===== Record extracts =====

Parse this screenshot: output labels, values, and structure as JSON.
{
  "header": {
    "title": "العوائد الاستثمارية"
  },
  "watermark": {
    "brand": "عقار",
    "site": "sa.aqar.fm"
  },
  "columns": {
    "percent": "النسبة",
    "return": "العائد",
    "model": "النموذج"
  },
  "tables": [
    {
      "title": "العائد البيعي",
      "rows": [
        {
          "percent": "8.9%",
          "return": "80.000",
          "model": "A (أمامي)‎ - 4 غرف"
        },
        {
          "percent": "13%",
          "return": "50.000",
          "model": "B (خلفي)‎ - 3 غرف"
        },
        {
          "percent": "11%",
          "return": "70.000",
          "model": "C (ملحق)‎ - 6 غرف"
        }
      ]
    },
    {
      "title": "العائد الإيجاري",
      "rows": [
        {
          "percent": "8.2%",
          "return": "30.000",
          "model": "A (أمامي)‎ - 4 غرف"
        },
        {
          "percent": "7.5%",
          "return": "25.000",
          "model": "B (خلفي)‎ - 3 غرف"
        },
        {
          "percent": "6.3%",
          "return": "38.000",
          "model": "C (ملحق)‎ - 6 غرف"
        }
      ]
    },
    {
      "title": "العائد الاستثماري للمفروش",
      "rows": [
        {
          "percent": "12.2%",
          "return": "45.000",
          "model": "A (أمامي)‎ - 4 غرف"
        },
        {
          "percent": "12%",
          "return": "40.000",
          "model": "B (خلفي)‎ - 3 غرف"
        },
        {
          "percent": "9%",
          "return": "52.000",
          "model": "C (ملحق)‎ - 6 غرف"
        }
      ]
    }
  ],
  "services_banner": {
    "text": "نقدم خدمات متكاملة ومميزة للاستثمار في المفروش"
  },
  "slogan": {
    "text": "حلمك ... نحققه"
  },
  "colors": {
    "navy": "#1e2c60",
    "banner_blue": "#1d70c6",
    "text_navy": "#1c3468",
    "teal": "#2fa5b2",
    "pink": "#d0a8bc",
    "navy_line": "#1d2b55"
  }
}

=====

◆ Exercise
Select every line of the material above holding the word "title" and copy it.

◆ The result
    "title": "العوائد الاستثمارية"
      "title": "العائد البيعي",
      "title": "العائد الإيجاري",
      "title": "العائد الاستثماري للمفروش",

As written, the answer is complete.